▶ Goal of the exercise
Collect every line of the records below that contains the word "General".

(Stored items from a collection)
:::
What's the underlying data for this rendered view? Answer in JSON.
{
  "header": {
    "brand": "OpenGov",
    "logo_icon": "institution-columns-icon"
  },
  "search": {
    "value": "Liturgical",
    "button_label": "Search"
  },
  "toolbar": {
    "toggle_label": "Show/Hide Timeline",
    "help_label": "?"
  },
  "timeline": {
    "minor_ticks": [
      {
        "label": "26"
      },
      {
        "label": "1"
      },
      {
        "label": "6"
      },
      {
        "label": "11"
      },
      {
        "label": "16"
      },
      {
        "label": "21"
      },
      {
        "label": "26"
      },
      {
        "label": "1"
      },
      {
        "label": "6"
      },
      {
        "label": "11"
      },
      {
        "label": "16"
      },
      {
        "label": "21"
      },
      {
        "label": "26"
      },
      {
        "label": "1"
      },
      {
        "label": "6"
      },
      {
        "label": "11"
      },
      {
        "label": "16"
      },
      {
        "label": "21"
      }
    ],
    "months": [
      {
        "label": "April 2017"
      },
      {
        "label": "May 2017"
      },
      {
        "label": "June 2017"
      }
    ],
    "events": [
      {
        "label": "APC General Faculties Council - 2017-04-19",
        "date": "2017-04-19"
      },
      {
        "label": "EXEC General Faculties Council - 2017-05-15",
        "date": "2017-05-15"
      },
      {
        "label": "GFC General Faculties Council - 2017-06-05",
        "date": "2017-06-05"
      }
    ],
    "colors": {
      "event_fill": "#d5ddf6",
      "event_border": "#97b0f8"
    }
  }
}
:::
▶ Full response
        "label": "APC General Faculties Council - 2017-04-19",
        "label": "EXEC General Faculties Council - 2017-05-15",
        "label": "GFC General Faculties Council - 2017-06-05",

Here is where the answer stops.